Figure contents as structured data
* START *

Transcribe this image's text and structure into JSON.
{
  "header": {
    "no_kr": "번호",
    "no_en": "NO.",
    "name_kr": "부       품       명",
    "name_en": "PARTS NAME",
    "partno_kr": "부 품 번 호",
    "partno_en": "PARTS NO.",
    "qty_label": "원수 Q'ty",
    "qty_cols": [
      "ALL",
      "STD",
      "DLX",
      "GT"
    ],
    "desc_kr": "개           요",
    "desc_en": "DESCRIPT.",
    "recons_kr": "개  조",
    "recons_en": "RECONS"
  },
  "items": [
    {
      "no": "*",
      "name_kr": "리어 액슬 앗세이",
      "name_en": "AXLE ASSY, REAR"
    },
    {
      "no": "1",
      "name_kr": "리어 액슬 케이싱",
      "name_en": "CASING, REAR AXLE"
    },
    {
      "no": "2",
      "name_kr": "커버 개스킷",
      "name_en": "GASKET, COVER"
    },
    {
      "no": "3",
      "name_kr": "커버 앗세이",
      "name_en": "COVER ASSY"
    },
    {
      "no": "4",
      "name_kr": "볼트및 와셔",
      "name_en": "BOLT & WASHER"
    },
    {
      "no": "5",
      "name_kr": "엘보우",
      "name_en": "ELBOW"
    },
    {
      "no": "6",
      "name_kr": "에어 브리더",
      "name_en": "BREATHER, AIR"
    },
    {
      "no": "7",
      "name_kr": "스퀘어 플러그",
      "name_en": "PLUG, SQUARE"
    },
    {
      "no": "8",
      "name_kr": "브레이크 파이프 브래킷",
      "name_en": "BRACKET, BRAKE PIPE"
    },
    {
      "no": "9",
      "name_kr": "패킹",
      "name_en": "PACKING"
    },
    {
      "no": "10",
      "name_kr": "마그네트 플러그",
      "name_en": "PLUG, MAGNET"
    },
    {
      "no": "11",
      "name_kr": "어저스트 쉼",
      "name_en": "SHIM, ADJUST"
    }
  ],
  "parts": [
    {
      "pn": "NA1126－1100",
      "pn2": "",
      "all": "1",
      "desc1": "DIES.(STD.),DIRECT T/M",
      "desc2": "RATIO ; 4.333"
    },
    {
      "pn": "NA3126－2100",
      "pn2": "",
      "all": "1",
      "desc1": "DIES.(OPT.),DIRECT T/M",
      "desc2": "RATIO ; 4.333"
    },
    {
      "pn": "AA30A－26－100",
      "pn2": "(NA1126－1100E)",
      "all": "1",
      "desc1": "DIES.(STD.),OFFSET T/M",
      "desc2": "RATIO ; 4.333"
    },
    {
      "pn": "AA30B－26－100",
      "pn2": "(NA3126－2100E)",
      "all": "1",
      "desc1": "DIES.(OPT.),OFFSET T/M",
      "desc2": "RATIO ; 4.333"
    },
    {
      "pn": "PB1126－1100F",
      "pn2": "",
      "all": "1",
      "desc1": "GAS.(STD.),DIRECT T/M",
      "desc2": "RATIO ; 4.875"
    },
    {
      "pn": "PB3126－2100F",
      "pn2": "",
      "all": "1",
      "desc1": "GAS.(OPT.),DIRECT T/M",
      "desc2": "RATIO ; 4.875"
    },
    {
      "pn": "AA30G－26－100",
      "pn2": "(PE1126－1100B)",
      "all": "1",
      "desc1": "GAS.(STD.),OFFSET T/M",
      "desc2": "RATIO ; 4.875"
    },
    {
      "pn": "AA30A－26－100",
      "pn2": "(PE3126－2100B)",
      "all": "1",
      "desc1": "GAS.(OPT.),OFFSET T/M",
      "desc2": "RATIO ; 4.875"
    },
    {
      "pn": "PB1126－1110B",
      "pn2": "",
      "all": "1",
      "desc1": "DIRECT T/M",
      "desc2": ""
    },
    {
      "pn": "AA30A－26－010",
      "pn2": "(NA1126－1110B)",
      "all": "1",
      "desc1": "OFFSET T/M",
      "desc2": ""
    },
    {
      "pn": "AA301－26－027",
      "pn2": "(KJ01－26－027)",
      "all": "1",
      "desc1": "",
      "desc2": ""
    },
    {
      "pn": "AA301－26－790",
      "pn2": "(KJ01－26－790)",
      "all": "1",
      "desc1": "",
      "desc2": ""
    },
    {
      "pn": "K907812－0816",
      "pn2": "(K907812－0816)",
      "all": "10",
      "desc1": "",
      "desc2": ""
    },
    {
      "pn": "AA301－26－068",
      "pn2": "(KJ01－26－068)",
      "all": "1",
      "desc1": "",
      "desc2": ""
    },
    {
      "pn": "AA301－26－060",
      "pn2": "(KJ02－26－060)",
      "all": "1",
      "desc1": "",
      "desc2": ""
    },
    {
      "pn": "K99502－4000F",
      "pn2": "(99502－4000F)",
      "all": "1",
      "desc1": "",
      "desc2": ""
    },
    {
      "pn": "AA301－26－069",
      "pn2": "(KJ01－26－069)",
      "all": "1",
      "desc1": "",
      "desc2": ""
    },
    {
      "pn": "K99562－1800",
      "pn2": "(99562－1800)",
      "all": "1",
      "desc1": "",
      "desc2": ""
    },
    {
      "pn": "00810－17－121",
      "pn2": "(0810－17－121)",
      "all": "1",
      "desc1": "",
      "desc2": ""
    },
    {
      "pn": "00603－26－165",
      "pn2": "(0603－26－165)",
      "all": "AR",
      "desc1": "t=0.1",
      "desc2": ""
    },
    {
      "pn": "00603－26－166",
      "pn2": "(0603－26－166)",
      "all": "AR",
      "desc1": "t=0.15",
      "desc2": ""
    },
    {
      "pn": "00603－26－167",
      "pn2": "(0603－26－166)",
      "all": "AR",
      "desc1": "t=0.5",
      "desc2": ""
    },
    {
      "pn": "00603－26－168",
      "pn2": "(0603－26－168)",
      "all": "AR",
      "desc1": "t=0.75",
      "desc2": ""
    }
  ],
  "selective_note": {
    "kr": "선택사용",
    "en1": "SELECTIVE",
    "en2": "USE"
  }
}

* END *

**Problem description:** Restate the listing above word for word.

**Expected answer:**
Transcribe this image's text and structure into JSON.
{
  "header": {
    "no_kr": "번호",
    "no_en": "NO.",
    "name_kr": "부       품       명",
    "name_en": "PARTS NAME",
    "partno_kr": "부 품 번 호",
    "partno_en": "PARTS NO.",
    "qty_label": "원수 Q'ty",
    "qty_cols": [
      "ALL",
      "STD",
      "DLX",
      "GT"
    ],
    "desc_kr": "개           요",
    "desc_en": "DESCRIPT.",
    "recons_kr": "개  조",
    "recons_en": "RECONS"
  },
  "items": [
    {
      "no": "*",
      "name_kr": "리어 액슬 앗세이",
      "name_en": "AXLE ASSY, REAR"
    },
    {
      "no": "1",
      "name_kr": "리어 액슬 케이싱",
      "name_en": "CASING, REAR AXLE"
    },
    {
      "no": "2",
      "name_kr": "커버 개스킷",
      "name_en": "GASKET, COVER"
    },
    {
      "no": "3",
      "name_kr": "커버 앗세이",
      "name_en": "COVER ASSY"
    },
    {
      "no": "4",
      "name_kr": "볼트및 와셔",
      "name_en": "BOLT & WASHER"
    },
    {
      "no": "5",
      "name_kr": "엘보우",
      "name_en": "ELBOW"
    },
    {
      "no": "6",
      "name_kr": "에어 브리더",
      "name_en": "BREATHER, AIR"
    },
    {
      "no": "7",
      "name_kr": "스퀘어 플러그",
      "name_en": "PLUG, SQUARE"
    },
    {
      "no": "8",
      "name_kr": "브레이크 파이프 브래킷",
      "name_en": "BRACKET, BRAKE PIPE"
    },
    {
      "no": "9",
      "name_kr": "패킹",
      "name_en": "PACKING"
    },
    {
      "no": "10",
      "name_kr": "마그네트 플러그",
      "name_en": "PLUG, MAGNET"
    },
    {
      "no": "11",
      "name_kr": "어저스트 쉼",
      "name_en": "SHIM, ADJUST"
    }
  ],
  "parts": [
    {
      "pn": "NA1126－1100",
      "pn2": "",
      "all": "1",
      "desc1": "DIES.(STD.),DIRECT T/M",
      "desc2": "RATIO ; 4.333"
    },
    {
      "pn": "NA3126－2100",
      "pn2": "",
      "all": "1",
      "desc1": "DIES.(OPT.),DIRECT T/M",
      "desc2": "RATIO ; 4.333"
    },
    {
      "pn": "AA30A－26－100",
      "pn2": "(NA1126－1100E)",
      "all": "1",
      "desc1": "DIES.(STD.),OFFSET T/M",
      "desc2": "RATIO ; 4.333"
    },
    {
      "pn": "AA30B－26－100",
      "pn2": "(NA3126－2100E)",
      "all": "1",
      "desc1": "DIES.(OPT.),OFFSET T/M",
      "desc2": "RATIO ; 4.333"
    },
    {
      "pn": "PB1126－1100F",
      "pn2": "",
      "all": "1",
      "desc1": "GAS.(STD.),DIRECT T/M",
      "desc2": "RATIO ; 4.875"
    },
    {
      "pn": "PB3126－2100F",
      "pn2": "",
      "all": "1",
      "desc1": "GAS.(OPT.),DIRECT T/M",
      "desc2": "RATIO ; 4.875"
    },
    {
      "pn": "AA30G－26－100",
      "pn2": "(PE1126－1100B)",
      "all": "1",
      "desc1": "GAS.(STD.),OFFSET T/M",
      "desc2": "RATIO ; 4.875"
    },
    {
      "pn": "AA30A－26－100",
      "pn2": "(PE3126－2100B)",
      "all": "1",
      "desc1": "GAS.(OPT.),OFFSET T/M",
      "desc2": "RATIO ; 4.875"
    },
    {
      "pn": "PB1126－1110B",
      "pn2": "",
      "all": "1",
      "desc1": "DIRECT T/M",
      "desc2": ""
    },
    {
      "pn": "AA30A－26－010",
      "pn2": "(NA1126－1110B)",
      "all": "1",
      "desc1": "OFFSET T/M",
      "desc2": ""
    },
    {
      "pn": "AA301－26－027",
      "pn2": "(KJ01－26－027)",
      "all": "1",
      "desc1": "",
      "desc2": ""
    },
    {
      "pn": "AA301－26－790",
      "pn2": "(KJ01－26－790)",
      "all": "1",
      "desc1": "",
      "desc2": ""
    },
    {
      "pn": "K907812－0816",
      "pn2": "(K907812－0816)",
      "all": "10",
      "desc1": "",
      "desc2": ""
    },
    {
      "pn": "AA301－26－068",
      "pn2": "(KJ01－26－068)",
      "all": "1",
      "desc1": "",
      "desc2": ""
    },
    {
      "pn": "AA301－26－060",
      "pn2": "(KJ02－26－060)",
      "all": "1",
      "desc1": "",
      "desc2": ""
    },
    {
      "pn": "K99502－4000F",
      "pn2": "(99502－4000F)",
      "all": "1",
      "desc1": "",
      "desc2": ""
    },
    {
      "pn": "AA301－26－069",
      "pn2": "(KJ01－26－069)",
      "all": "1",
      "desc1": "",
      "desc2": ""
    },
    {
      "pn": "K99562－1800",
      "pn2": "(99562－1800)",
      "all": "1",
      "desc1": "",
      "desc2": ""
    },
    {
      "pn": "00810－17－121",
      "pn2": "(0810－17－121)",
      "all": "1",
      "desc1": "",
      "desc2": ""
    },
    {
      "pn": "00603－26－165",
      "pn2": "(0603－26－165)",
      "all": "AR",
      "desc1": "t=0.1",
      "desc2": ""
    },
    {
      "pn": "00603－26－166",
      "pn2": "(0603－26－166)",
      "all": "AR",
      "desc1": "t=0.15",
      "desc2": ""
    },
    {
      "pn": "00603－26－167",
      "pn2": "(0603－26－166)",
      "all": "AR",
      "desc1": "t=0.5",
      "desc2": ""
    },
    {
      "pn": "00603－26－168",
      "pn2": "(0603－26－168)",
      "all": "AR",
      "desc1": "t=0.75",
      "desc2": ""
    }
  ],
  "selective_note": {
    "kr": "선택사용",
    "en1": "SELECTIVE",
    "en2": "USE"
  }
}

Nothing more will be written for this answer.